> [Region boundary data]
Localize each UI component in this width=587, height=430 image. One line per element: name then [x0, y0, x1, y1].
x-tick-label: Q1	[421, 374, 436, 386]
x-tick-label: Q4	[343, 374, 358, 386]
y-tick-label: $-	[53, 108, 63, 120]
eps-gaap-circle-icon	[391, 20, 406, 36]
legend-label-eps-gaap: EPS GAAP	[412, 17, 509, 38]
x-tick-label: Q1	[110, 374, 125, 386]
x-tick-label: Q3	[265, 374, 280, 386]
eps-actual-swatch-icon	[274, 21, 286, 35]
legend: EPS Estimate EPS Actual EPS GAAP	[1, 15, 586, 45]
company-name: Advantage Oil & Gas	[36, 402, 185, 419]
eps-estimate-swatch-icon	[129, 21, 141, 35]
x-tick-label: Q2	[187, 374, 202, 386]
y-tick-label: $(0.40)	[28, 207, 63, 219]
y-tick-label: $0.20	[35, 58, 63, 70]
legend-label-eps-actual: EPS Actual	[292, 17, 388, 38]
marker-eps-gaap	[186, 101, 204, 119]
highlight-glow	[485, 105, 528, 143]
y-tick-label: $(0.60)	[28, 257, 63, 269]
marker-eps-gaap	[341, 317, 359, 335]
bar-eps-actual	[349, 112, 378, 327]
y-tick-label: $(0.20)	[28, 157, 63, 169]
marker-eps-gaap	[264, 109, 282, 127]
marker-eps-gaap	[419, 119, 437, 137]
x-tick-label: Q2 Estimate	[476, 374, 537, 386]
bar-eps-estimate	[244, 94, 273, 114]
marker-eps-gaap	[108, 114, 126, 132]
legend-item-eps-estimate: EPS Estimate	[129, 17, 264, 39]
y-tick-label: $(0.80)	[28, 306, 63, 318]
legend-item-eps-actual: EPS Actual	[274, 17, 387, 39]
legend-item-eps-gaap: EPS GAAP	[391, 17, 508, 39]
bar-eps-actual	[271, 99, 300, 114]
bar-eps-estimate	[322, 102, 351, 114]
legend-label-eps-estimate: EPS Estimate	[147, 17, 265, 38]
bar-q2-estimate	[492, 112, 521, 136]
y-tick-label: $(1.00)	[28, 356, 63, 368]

> [Requirements]
Reproduce the entire listing above line for line, without changing a single character.

> [Response to this task]
Localize each UI component in this width=587, height=430 image. One line per element: name then [x0, y0, x1, y1].
x-tick-label: Q1	[421, 374, 436, 386]
x-tick-label: Q4	[343, 374, 358, 386]
y-tick-label: $-	[53, 108, 63, 120]
eps-gaap-circle-icon	[391, 20, 406, 36]
legend-label-eps-gaap: EPS GAAP	[412, 17, 509, 38]
x-tick-label: Q1	[110, 374, 125, 386]
x-tick-label: Q3	[265, 374, 280, 386]
eps-actual-swatch-icon	[274, 21, 286, 35]
legend: EPS Estimate EPS Actual EPS GAAP	[1, 15, 586, 45]
company-name: Advantage Oil & Gas	[36, 402, 185, 419]
eps-estimate-swatch-icon	[129, 21, 141, 35]
x-tick-label: Q2	[187, 374, 202, 386]
y-tick-label: $(0.40)	[28, 207, 63, 219]
y-tick-label: $0.20	[35, 58, 63, 70]
legend-label-eps-actual: EPS Actual	[292, 17, 388, 38]
marker-eps-gaap	[186, 101, 204, 119]
highlight-glow	[485, 105, 528, 143]
y-tick-label: $(0.60)	[28, 257, 63, 269]
marker-eps-gaap	[341, 317, 359, 335]
bar-eps-actual	[349, 112, 378, 327]
y-tick-label: $(0.20)	[28, 157, 63, 169]
marker-eps-gaap	[264, 109, 282, 127]
marker-eps-gaap	[419, 119, 437, 137]
x-tick-label: Q2 Estimate	[476, 374, 537, 386]
bar-eps-estimate	[244, 94, 273, 114]
marker-eps-gaap	[108, 114, 126, 132]
legend-item-eps-estimate: EPS Estimate	[129, 17, 264, 39]
y-tick-label: $(0.80)	[28, 306, 63, 318]
legend-item-eps-actual: EPS Actual	[274, 17, 387, 39]
legend-item-eps-gaap: EPS GAAP	[391, 17, 508, 39]
bar-eps-actual	[271, 99, 300, 114]
bar-eps-estimate	[322, 102, 351, 114]
legend-label-eps-estimate: EPS Estimate	[147, 17, 265, 38]
bar-q2-estimate	[492, 112, 521, 136]
y-tick-label: $(1.00)	[28, 356, 63, 368]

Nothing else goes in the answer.